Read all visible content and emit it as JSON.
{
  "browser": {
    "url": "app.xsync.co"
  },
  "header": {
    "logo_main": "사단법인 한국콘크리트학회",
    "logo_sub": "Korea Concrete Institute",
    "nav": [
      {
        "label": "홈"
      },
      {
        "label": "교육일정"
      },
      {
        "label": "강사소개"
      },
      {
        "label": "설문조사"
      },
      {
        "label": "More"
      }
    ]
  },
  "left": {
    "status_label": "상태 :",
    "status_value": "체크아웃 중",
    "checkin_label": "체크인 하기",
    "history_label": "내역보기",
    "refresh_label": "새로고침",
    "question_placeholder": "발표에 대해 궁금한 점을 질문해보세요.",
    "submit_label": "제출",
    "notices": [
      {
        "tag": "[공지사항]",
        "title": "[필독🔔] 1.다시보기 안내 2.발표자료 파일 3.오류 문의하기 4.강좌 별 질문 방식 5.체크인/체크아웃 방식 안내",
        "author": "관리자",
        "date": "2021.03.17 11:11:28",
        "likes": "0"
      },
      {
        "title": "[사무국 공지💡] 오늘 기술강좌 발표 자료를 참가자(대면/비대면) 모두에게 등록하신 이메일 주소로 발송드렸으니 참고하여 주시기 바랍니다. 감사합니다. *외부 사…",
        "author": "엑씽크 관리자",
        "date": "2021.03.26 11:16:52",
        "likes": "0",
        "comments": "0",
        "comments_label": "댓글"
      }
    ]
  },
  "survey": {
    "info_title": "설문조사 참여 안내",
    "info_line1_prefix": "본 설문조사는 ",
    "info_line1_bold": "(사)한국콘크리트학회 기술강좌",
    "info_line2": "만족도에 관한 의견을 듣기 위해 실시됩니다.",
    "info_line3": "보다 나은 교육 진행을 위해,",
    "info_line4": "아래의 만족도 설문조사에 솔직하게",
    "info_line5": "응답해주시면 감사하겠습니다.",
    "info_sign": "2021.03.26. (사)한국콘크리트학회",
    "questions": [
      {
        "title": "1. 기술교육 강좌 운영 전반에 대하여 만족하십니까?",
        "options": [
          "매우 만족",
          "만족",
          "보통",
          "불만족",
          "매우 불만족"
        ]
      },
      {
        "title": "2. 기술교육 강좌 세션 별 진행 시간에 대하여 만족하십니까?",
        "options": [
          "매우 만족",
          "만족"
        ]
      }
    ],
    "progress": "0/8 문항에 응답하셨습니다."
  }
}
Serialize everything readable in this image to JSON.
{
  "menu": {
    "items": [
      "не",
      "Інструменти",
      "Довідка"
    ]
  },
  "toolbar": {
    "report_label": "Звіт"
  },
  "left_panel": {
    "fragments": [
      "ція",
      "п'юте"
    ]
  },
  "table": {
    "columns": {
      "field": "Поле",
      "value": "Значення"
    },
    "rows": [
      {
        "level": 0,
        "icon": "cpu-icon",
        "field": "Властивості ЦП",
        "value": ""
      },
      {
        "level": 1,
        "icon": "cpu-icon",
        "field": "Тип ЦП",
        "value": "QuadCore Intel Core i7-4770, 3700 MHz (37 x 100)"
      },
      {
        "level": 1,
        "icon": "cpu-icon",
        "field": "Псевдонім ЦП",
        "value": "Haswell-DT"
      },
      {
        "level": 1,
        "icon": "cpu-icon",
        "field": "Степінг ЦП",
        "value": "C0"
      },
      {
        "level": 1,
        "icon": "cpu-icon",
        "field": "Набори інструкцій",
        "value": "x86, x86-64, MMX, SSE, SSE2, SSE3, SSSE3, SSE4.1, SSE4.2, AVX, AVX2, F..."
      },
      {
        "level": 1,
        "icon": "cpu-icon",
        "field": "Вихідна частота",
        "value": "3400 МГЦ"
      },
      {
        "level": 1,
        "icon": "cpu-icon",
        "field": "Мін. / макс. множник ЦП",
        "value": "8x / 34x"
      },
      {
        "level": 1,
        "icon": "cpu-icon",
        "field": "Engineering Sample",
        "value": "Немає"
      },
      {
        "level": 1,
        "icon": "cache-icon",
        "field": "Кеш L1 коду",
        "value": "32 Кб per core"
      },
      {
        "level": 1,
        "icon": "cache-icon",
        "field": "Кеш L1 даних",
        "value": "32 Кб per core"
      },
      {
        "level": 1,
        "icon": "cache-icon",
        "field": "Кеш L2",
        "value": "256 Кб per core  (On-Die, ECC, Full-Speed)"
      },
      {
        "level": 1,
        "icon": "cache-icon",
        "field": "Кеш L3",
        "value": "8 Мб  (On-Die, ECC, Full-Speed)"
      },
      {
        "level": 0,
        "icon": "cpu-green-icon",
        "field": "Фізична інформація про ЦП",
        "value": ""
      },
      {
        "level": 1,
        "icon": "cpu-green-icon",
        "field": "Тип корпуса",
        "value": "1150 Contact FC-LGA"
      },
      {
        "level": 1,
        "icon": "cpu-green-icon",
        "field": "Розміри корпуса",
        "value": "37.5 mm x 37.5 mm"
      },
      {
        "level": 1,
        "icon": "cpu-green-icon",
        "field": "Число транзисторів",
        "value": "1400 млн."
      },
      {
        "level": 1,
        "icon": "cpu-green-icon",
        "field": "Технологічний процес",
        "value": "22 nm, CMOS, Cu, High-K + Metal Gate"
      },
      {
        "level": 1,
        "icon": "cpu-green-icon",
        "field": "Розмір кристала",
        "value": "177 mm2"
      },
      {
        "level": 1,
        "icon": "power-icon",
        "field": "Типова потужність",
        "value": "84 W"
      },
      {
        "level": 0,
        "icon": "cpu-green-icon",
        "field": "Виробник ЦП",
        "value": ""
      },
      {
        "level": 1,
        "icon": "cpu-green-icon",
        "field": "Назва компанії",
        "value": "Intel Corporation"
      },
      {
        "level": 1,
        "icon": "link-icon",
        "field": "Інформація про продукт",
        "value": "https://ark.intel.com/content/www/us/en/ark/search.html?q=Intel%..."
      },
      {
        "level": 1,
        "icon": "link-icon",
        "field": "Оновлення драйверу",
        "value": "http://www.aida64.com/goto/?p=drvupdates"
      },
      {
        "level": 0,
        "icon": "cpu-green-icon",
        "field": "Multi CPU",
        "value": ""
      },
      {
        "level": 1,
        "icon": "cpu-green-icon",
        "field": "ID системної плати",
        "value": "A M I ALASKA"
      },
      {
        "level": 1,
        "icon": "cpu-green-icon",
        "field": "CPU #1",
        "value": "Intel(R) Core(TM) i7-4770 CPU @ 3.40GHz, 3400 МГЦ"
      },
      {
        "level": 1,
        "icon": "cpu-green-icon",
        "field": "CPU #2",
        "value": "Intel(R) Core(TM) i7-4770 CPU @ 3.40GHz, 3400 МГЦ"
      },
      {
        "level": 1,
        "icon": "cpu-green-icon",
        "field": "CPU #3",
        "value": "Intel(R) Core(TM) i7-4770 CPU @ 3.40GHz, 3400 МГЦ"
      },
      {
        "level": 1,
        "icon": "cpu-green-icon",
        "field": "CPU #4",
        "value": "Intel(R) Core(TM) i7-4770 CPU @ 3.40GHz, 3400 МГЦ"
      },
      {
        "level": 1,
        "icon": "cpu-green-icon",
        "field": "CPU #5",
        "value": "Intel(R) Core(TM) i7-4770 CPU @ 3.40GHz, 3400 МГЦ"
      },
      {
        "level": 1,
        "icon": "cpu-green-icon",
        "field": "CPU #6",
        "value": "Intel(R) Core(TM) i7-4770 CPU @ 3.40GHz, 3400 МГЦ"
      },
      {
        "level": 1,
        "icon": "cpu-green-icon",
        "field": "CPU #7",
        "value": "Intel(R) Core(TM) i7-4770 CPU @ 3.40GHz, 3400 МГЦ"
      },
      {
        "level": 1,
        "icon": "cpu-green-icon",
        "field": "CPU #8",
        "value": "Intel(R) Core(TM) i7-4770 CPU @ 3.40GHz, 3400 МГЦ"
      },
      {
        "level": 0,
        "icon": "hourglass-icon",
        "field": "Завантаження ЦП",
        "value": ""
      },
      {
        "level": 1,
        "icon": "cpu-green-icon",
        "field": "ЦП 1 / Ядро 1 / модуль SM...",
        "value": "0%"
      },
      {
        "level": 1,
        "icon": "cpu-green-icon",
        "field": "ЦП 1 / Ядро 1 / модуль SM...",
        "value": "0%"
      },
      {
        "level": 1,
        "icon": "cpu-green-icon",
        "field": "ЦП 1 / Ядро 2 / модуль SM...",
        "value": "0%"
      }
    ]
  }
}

···

WHAT YOU WILL DO:
Scan the material above for the string "Speed" and report each line where you find it.

ANSWER TO THIS TASK:
        "value": "256 Кб per core  (On-Die, ECC, Full-Speed)"
        "value": "8 Мб  (On-Die, ECC, Full-Speed)"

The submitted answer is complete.